• Directive
Take the entries below and reproduce them word for word.

• Given records

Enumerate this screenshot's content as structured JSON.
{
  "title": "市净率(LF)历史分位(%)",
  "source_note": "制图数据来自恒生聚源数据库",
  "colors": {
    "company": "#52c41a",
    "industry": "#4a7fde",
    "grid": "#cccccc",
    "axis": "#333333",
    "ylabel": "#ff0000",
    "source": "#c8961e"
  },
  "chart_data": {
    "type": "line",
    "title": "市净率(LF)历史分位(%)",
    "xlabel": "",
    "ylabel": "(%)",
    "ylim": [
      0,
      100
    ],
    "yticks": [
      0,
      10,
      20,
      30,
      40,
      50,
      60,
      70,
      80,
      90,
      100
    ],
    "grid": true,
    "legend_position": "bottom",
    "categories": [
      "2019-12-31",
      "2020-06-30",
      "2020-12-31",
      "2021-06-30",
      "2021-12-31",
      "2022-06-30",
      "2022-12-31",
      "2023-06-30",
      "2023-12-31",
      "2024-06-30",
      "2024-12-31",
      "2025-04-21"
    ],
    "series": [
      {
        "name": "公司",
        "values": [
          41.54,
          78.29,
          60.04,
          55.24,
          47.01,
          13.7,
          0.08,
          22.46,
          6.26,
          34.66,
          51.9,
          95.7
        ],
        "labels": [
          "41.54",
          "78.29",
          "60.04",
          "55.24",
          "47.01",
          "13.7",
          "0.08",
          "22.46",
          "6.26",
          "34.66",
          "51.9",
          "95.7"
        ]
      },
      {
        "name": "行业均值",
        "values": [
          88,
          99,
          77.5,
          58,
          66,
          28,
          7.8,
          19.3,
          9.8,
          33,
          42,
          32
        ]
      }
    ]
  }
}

• Result of this task
Enumerate this screenshot's content as structured JSON.
{
  "title": "市净率(LF)历史分位(%)",
  "source_note": "制图数据来自恒生聚源数据库",
  "colors": {
    "company": "#52c41a",
    "industry": "#4a7fde",
    "grid": "#cccccc",
    "axis": "#333333",
    "ylabel": "#ff0000",
    "source": "#c8961e"
  },
  "chart_data": {
    "type": "line",
    "title": "市净率(LF)历史分位(%)",
    "xlabel": "",
    "ylabel": "(%)",
    "ylim": [
      0,
      100
    ],
    "yticks": [
      0,
      10,
      20,
      30,
      40,
      50,
      60,
      70,
      80,
      90,
      100
    ],
    "grid": true,
    "legend_position": "bottom",
    "categories": [
      "2019-12-31",
      "2020-06-30",
      "2020-12-31",
      "2021-06-30",
      "2021-12-31",
      "2022-06-30",
      "2022-12-31",
      "2023-06-30",
      "2023-12-31",
      "2024-06-30",
      "2024-12-31",
      "2025-04-21"
    ],
    "series": [
      {
        "name": "公司",
        "values": [
          41.54,
          78.29,
          60.04,
          55.24,
          47.01,
          13.7,
          0.08,
          22.46,
          6.26,
          34.66,
          51.9,
          95.7
        ],
        "labels": [
          "41.54",
          "78.29",
          "60.04",
          "55.24",
          "47.01",
          "13.7",
          "0.08",
          "22.46",
          "6.26",
          "34.66",
          "51.9",
          "95.7"
        ]
      },
      {
        "name": "行业均值",
        "values": [
          88,
          99,
          77.5,
          58,
          66,
          28,
          7.8,
          19.3,
          9.8,
          33,
          42,
          32
        ]
      }
    ]
  }
}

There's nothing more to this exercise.